--- EXERCISE TASK ---
From the entries below, tally how many lines contain "Documents" and report only that figure.
BEGIN GIVEN DATA
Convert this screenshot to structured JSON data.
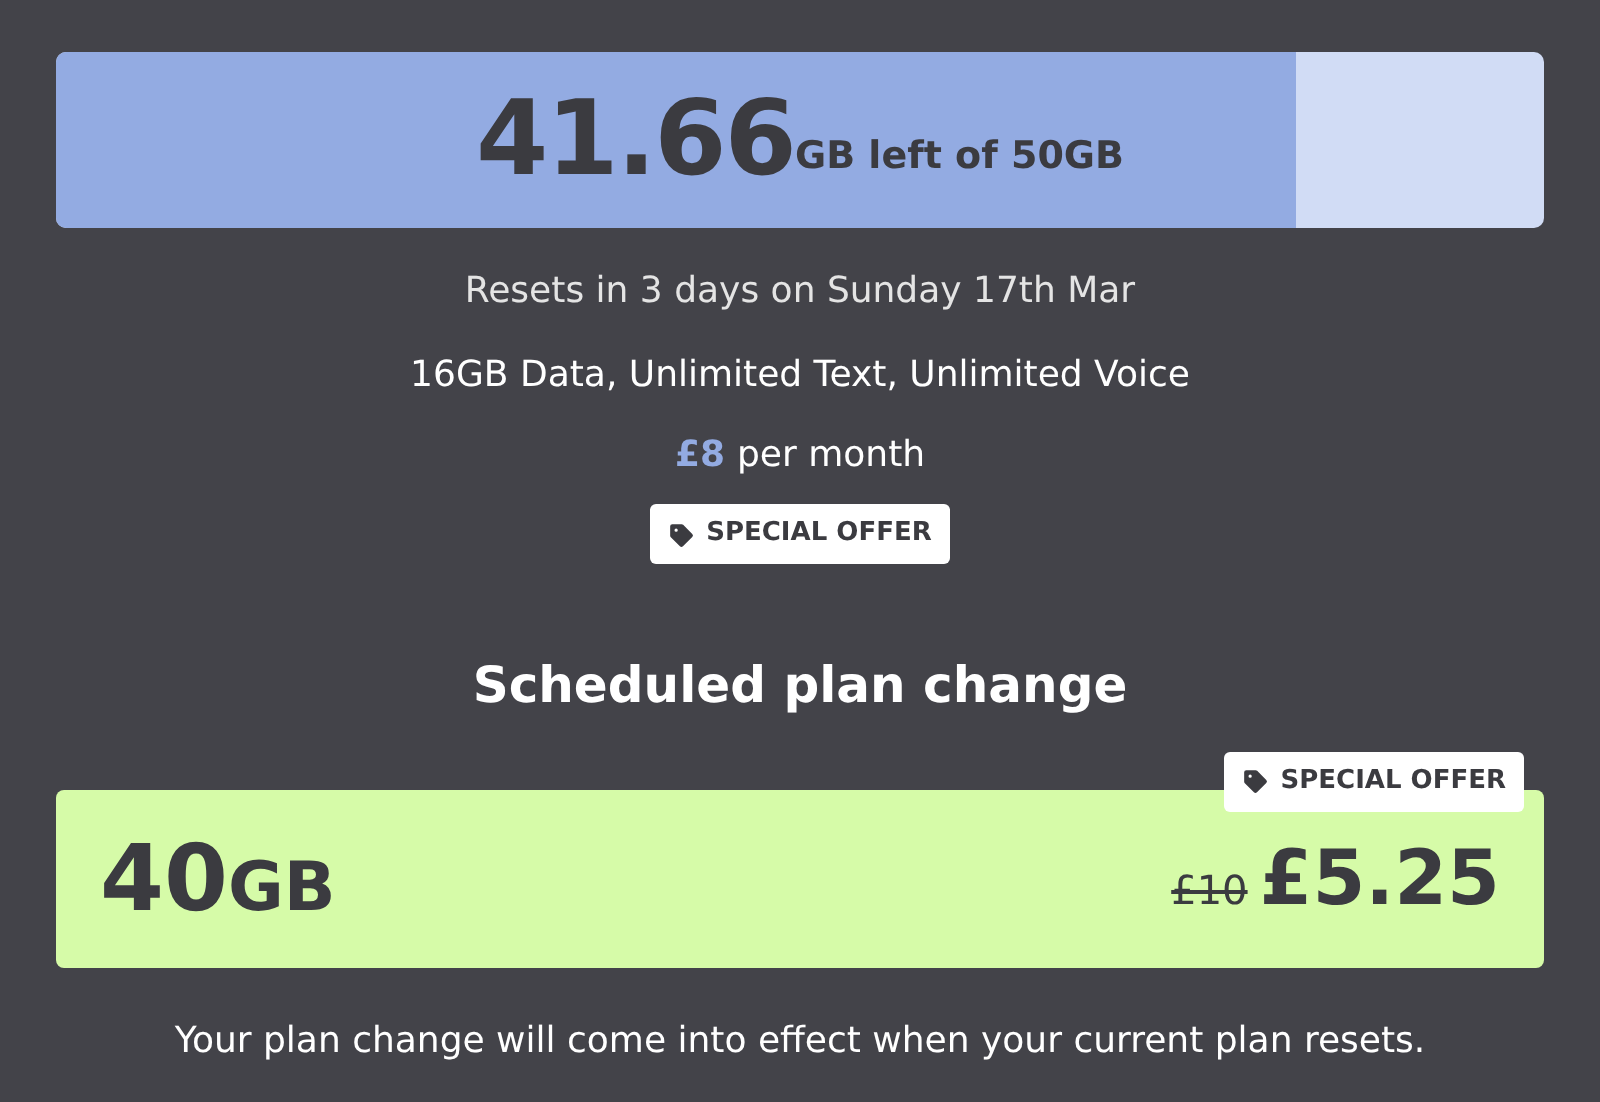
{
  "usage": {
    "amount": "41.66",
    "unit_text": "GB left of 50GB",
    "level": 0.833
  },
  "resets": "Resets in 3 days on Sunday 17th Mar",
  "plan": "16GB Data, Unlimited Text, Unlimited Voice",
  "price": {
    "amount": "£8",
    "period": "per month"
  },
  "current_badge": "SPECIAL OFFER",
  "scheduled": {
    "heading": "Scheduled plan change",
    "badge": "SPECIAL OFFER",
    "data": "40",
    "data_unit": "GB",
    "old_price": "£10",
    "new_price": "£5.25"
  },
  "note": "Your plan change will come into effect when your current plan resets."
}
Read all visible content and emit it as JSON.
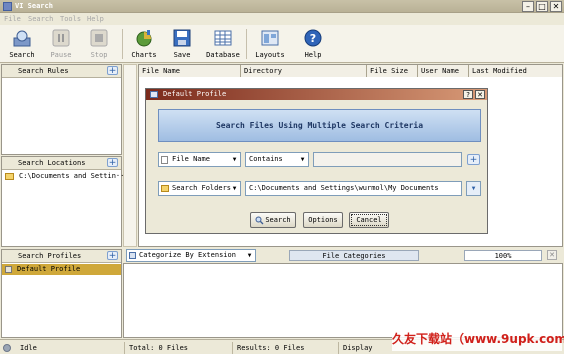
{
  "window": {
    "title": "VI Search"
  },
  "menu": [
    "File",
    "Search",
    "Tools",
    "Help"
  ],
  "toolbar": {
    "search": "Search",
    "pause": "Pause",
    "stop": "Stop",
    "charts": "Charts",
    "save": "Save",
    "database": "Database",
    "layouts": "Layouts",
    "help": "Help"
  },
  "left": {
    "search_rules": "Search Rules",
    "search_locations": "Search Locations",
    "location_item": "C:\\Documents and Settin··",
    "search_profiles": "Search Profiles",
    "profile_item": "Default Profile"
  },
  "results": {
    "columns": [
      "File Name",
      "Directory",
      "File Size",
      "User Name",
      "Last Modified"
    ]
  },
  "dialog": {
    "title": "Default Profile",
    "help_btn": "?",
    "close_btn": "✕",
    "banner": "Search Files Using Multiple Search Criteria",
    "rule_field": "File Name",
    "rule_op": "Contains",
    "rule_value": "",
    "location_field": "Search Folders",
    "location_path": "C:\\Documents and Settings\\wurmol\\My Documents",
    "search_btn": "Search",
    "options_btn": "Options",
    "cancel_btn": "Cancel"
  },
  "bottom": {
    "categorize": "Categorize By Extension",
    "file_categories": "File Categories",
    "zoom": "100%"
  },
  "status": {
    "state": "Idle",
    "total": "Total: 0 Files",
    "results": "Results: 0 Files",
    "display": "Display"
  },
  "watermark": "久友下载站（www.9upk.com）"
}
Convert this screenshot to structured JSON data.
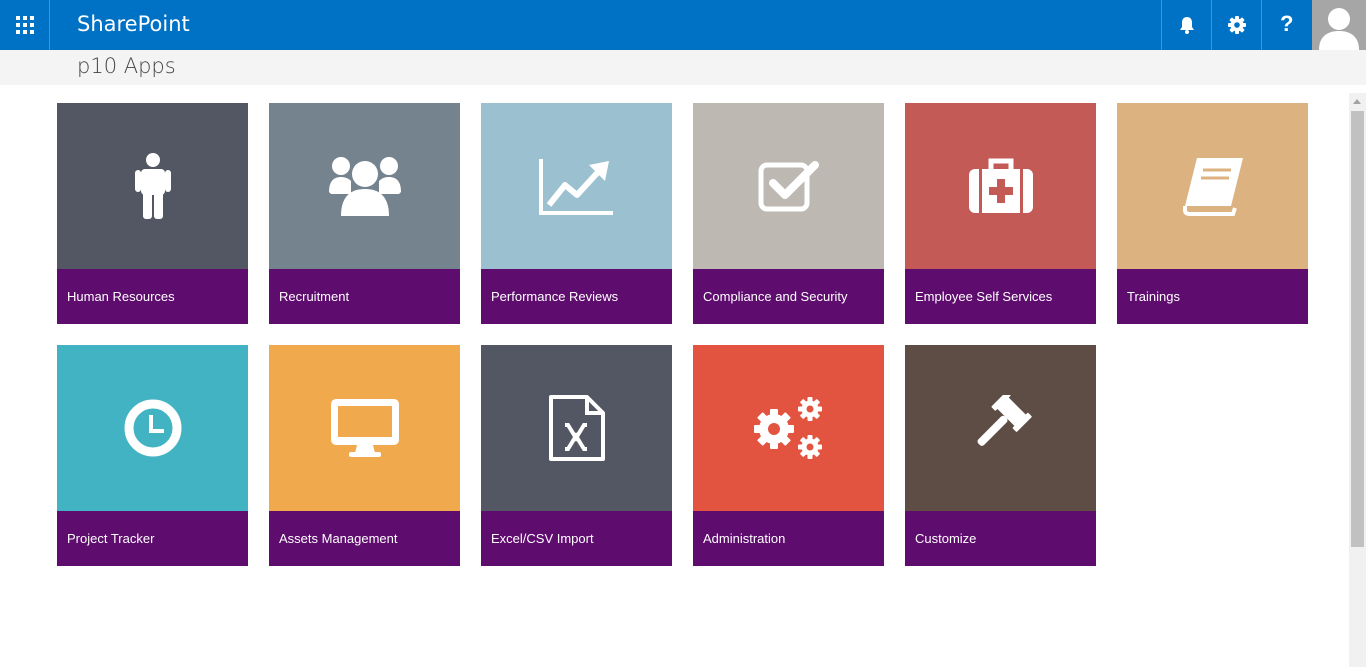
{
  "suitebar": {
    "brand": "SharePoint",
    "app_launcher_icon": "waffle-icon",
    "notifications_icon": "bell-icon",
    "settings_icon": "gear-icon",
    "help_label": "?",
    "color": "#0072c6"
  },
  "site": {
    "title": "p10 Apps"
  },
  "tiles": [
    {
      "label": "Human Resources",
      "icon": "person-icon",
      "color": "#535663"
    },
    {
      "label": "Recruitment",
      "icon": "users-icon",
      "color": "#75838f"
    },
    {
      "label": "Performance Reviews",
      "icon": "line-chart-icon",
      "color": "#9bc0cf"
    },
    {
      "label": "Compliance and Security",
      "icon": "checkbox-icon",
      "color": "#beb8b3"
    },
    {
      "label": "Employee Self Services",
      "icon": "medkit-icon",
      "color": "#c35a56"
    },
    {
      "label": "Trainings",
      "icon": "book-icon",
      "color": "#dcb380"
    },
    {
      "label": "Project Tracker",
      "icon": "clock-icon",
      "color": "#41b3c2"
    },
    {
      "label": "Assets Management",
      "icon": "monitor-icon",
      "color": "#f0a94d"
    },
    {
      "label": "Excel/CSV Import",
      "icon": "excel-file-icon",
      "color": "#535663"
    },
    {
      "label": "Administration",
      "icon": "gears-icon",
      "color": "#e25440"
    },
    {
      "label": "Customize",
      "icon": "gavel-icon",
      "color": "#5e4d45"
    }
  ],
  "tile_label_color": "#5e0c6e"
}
END GIVEN DATA
--- COMPLETE ANSWER ---
2